» Task description
Of the lines in the listing, how many include the string "avatar"? Write the number and nothing else.

(Data records)

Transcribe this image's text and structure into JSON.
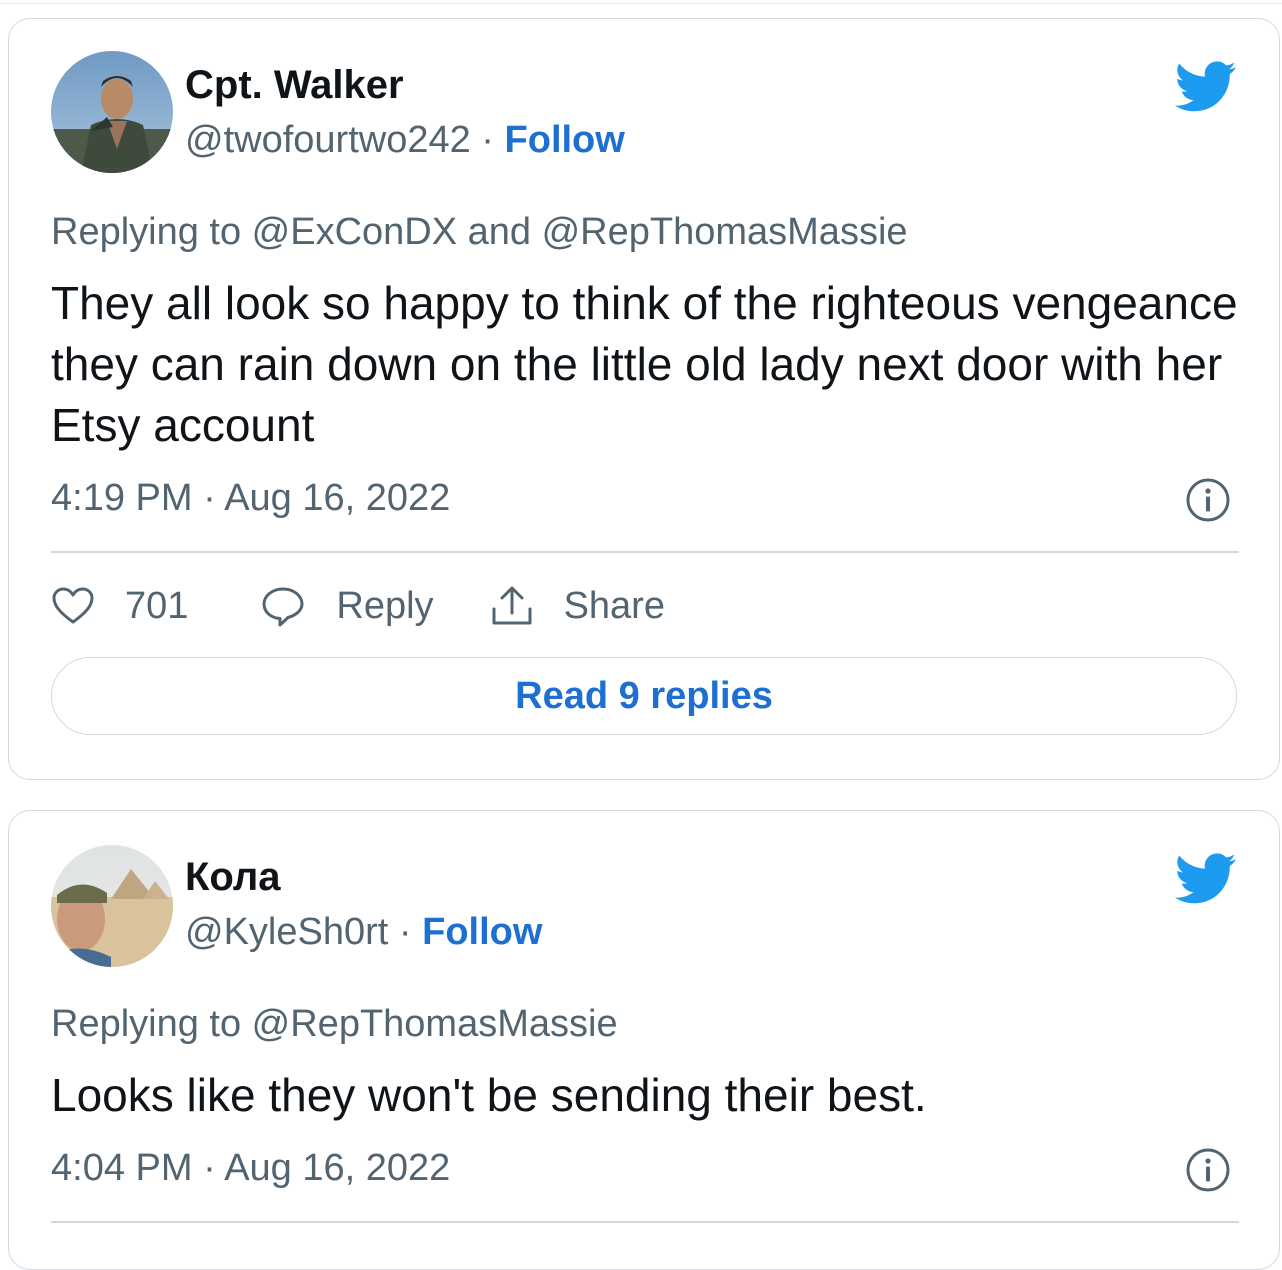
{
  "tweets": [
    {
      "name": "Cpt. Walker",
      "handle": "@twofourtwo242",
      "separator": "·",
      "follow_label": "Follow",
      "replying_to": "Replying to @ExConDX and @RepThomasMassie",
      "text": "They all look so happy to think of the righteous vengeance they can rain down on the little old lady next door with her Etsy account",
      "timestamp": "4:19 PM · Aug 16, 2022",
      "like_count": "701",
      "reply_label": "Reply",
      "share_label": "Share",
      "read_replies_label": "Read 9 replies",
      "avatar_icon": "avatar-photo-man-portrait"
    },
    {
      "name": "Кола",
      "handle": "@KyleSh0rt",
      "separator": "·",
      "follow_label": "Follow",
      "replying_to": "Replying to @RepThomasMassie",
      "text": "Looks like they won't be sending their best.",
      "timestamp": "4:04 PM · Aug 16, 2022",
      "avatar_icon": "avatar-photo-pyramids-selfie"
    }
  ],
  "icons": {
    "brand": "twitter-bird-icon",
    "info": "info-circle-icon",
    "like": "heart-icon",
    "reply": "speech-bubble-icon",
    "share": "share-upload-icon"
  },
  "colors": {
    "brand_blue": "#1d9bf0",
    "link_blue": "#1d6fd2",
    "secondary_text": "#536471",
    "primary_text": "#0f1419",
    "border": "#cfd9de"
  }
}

» Answer to this task
2